[Source records]
=======

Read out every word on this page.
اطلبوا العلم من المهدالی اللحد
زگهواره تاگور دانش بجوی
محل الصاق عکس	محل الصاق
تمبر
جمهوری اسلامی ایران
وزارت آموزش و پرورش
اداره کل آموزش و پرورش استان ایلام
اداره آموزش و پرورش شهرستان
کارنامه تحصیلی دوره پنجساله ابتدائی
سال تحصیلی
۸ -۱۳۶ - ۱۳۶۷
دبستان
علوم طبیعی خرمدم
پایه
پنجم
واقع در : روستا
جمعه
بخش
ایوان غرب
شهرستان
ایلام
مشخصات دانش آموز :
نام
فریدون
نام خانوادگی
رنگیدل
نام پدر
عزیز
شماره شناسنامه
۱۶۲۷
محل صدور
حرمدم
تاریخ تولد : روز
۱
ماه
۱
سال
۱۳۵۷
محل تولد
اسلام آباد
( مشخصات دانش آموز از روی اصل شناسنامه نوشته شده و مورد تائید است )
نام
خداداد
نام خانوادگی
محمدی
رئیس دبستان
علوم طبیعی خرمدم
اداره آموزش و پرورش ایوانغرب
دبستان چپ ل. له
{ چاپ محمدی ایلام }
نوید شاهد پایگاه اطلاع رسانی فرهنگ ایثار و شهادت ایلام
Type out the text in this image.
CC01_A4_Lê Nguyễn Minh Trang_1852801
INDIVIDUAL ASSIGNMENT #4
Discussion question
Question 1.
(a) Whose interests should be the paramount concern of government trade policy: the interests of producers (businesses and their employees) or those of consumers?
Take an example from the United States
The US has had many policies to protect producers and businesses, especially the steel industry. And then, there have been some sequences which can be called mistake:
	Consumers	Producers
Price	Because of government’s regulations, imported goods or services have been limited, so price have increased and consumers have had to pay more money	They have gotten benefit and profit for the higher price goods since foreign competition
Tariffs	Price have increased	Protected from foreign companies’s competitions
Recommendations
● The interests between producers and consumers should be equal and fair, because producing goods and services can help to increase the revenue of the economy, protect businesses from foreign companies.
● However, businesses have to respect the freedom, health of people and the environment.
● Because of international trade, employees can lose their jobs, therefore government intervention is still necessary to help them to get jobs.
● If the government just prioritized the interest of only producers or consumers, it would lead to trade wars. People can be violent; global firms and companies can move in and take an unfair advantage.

=======

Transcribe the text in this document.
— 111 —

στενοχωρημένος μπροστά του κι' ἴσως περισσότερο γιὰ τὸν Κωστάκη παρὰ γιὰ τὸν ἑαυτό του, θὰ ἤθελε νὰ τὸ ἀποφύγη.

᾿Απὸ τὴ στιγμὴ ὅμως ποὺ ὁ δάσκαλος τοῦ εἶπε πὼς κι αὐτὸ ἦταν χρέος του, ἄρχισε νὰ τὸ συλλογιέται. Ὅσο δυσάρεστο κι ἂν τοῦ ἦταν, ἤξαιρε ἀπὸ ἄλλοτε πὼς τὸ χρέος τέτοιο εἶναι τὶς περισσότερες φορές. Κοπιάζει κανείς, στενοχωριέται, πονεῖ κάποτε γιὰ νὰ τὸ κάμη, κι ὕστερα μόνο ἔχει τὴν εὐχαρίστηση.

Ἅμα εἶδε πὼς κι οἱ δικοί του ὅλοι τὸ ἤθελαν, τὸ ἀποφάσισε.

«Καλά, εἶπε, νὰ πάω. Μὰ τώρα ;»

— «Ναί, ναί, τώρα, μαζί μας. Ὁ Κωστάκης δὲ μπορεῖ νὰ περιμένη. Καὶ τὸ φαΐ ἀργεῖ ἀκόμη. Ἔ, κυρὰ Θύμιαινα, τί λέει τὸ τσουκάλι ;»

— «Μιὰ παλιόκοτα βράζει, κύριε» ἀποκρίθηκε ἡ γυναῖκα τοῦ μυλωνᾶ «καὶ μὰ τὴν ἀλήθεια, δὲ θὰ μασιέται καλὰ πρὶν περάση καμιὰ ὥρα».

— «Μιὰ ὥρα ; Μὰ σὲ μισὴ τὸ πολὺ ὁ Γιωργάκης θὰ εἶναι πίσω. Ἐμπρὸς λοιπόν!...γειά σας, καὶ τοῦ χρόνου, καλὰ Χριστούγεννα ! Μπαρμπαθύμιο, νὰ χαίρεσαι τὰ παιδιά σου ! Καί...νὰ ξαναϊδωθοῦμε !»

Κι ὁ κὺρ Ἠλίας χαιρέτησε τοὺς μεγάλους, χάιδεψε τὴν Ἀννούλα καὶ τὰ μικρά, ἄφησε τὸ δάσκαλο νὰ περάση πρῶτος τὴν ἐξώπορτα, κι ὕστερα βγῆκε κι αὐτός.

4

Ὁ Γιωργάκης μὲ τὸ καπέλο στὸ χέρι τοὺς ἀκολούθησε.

=======

• [EXERCISE REQUIREMENTS] From the entries above, extract each line containing "employees".

• [ANSWER FOR THIS EXERCISE]
(a) Whose interests should be the paramount concern of government trade policy: the interests of producers (businesses and their employees) or those of consumers?
● Because of international trade, employees can lose their jobs, therefore government intervention is still necessary to help them to get jobs.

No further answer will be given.